PROBLEM REQUIREMENTS: Transcribe every record that appears below, exactly and in full.

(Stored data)
____

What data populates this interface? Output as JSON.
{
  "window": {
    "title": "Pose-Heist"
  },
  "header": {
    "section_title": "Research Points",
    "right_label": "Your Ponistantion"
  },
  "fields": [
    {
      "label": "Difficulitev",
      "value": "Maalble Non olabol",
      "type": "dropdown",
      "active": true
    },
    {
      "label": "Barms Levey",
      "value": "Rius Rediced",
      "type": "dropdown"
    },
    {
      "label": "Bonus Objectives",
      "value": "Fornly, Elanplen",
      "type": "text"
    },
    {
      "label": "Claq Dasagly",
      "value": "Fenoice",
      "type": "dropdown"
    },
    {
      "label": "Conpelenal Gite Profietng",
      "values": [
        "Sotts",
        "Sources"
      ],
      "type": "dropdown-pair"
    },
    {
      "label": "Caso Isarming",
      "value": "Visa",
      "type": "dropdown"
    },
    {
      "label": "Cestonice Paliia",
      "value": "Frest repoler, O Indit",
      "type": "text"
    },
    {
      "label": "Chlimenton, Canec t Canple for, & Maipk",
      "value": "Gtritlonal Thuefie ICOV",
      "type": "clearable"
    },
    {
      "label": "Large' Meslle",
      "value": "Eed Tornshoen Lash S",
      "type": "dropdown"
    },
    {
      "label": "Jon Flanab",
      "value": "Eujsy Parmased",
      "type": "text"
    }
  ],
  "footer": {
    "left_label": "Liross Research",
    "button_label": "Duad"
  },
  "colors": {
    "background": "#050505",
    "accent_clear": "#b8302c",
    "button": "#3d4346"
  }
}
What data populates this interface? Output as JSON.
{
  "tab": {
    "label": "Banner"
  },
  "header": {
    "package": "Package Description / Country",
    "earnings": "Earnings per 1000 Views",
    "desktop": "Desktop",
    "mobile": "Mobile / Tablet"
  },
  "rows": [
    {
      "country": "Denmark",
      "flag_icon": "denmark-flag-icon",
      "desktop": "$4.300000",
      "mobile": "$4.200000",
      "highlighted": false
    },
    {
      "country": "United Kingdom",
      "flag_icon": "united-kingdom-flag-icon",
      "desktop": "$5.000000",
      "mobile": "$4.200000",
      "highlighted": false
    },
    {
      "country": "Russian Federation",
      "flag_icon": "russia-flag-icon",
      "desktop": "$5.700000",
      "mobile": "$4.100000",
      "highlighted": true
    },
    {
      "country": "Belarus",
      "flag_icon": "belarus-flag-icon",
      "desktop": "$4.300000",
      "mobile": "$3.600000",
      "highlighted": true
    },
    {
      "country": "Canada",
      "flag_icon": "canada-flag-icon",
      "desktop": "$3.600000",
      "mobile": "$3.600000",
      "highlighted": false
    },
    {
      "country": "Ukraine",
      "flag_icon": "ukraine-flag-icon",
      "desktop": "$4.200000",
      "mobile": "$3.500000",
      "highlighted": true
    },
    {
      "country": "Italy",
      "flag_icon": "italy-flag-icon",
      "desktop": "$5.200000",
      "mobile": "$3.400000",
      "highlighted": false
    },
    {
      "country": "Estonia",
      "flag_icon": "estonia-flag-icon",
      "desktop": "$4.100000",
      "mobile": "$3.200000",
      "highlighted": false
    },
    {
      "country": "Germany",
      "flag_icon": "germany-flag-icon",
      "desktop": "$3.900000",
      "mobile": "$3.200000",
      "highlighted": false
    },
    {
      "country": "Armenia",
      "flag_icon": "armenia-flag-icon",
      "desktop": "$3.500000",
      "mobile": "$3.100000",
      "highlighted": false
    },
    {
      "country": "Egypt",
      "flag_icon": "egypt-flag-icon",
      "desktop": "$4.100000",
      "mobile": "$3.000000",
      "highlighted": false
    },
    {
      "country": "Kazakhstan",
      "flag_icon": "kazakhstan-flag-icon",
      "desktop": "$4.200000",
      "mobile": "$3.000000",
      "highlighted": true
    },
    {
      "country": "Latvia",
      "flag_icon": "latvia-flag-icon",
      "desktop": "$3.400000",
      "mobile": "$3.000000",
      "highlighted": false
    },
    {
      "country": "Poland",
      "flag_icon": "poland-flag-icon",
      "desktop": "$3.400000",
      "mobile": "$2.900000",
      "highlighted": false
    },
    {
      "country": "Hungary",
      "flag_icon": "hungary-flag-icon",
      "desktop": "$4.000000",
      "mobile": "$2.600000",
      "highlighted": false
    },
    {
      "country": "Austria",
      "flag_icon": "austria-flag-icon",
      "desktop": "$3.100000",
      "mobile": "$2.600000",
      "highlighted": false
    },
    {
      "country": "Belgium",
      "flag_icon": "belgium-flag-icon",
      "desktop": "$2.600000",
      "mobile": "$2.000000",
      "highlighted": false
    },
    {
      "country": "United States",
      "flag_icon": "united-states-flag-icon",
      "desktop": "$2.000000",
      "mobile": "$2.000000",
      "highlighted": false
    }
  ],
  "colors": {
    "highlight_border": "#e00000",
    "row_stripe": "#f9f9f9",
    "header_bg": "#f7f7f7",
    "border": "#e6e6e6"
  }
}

____

ANSWER TO THIS EXERCISE:
What data populates this interface? Output as JSON.
{
  "window": {
    "title": "Pose-Heist"
  },
  "header": {
    "section_title": "Research Points",
    "right_label": "Your Ponistantion"
  },
  "fields": [
    {
      "label": "Difficulitev",
      "value": "Maalble Non olabol",
      "type": "dropdown",
      "active": true
    },
    {
      "label": "Barms Levey",
      "value": "Rius Rediced",
      "type": "dropdown"
    },
    {
      "label": "Bonus Objectives",
      "value": "Fornly, Elanplen",
      "type": "text"
    },
    {
      "label": "Claq Dasagly",
      "value": "Fenoice",
      "type": "dropdown"
    },
    {
      "label": "Conpelenal Gite Profietng",
      "values": [
        "Sotts",
        "Sources"
      ],
      "type": "dropdown-pair"
    },
    {
      "label": "Caso Isarming",
      "value": "Visa",
      "type": "dropdown"
    },
    {
      "label": "Cestonice Paliia",
      "value": "Frest repoler, O Indit",
      "type": "text"
    },
    {
      "label": "Chlimenton, Canec t Canple for, & Maipk",
      "value": "Gtritlonal Thuefie ICOV",
      "type": "clearable"
    },
    {
      "label": "Large' Meslle",
      "value": "Eed Tornshoen Lash S",
      "type": "dropdown"
    },
    {
      "label": "Jon Flanab",
      "value": "Eujsy Parmased",
      "type": "text"
    }
  ],
  "footer": {
    "left_label": "Liross Research",
    "button_label": "Duad"
  },
  "colors": {
    "background": "#050505",
    "accent_clear": "#b8302c",
    "button": "#3d4346"
  }
}
What data populates this interface? Output as JSON.
{
  "tab": {
    "label": "Banner"
  },
  "header": {
    "package": "Package Description / Country",
    "earnings": "Earnings per 1000 Views",
    "desktop": "Desktop",
    "mobile": "Mobile / Tablet"
  },
  "rows": [
    {
      "country": "Denmark",
      "flag_icon": "denmark-flag-icon",
      "desktop": "$4.300000",
      "mobile": "$4.200000",
      "highlighted": false
    },
    {
      "country": "United Kingdom",
      "flag_icon": "united-kingdom-flag-icon",
      "desktop": "$5.000000",
      "mobile": "$4.200000",
      "highlighted": false
    },
    {
      "country": "Russian Federation",
      "flag_icon": "russia-flag-icon",
      "desktop": "$5.700000",
      "mobile": "$4.100000",
      "highlighted": true
    },
    {
      "country": "Belarus",
      "flag_icon": "belarus-flag-icon",
      "desktop": "$4.300000",
      "mobile": "$3.600000",
      "highlighted": true
    },
    {
      "country": "Canada",
      "flag_icon": "canada-flag-icon",
      "desktop": "$3.600000",
      "mobile": "$3.600000",
      "highlighted": false
    },
    {
      "country": "Ukraine",
      "flag_icon": "ukraine-flag-icon",
      "desktop": "$4.200000",
      "mobile": "$3.500000",
      "highlighted": true
    },
    {
      "country": "Italy",
      "flag_icon": "italy-flag-icon",
      "desktop": "$5.200000",
      "mobile": "$3.400000",
      "highlighted": false
    },
    {
      "country": "Estonia",
      "flag_icon": "estonia-flag-icon",
      "desktop": "$4.100000",
      "mobile": "$3.200000",
      "highlighted": false
    },
    {
      "country": "Germany",
      "flag_icon": "germany-flag-icon",
      "desktop": "$3.900000",
      "mobile": "$3.200000",
      "highlighted": false
    },
    {
      "country": "Armenia",
      "flag_icon": "armenia-flag-icon",
      "desktop": "$3.500000",
      "mobile": "$3.100000",
      "highlighted": false
    },
    {
      "country": "Egypt",
      "flag_icon": "egypt-flag-icon",
      "desktop": "$4.100000",
      "mobile": "$3.000000",
      "highlighted": false
    },
    {
      "country": "Kazakhstan",
      "flag_icon": "kazakhstan-flag-icon",
      "desktop": "$4.200000",
      "mobile": "$3.000000",
      "highlighted": true
    },
    {
      "country": "Latvia",
      "flag_icon": "latvia-flag-icon",
      "desktop": "$3.400000",
      "mobile": "$3.000000",
      "highlighted": false
    },
    {
      "country": "Poland",
      "flag_icon": "poland-flag-icon",
      "desktop": "$3.400000",
      "mobile": "$2.900000",
      "highlighted": false
    },
    {
      "country": "Hungary",
      "flag_icon": "hungary-flag-icon",
      "desktop": "$4.000000",
      "mobile": "$2.600000",
      "highlighted": false
    },
    {
      "country": "Austria",
      "flag_icon": "austria-flag-icon",
      "desktop": "$3.100000",
      "mobile": "$2.600000",
      "highlighted": false
    },
    {
      "country": "Belgium",
      "flag_icon": "belgium-flag-icon",
      "desktop": "$2.600000",
      "mobile": "$2.000000",
      "highlighted": false
    },
    {
      "country": "United States",
      "flag_icon": "united-states-flag-icon",
      "desktop": "$2.000000",
      "mobile": "$2.000000",
      "highlighted": false
    }
  ],
  "colors": {
    "highlight_border": "#e00000",
    "row_stripe": "#f9f9f9",
    "header_bg": "#f7f7f7",
    "border": "#e6e6e6"
  }
}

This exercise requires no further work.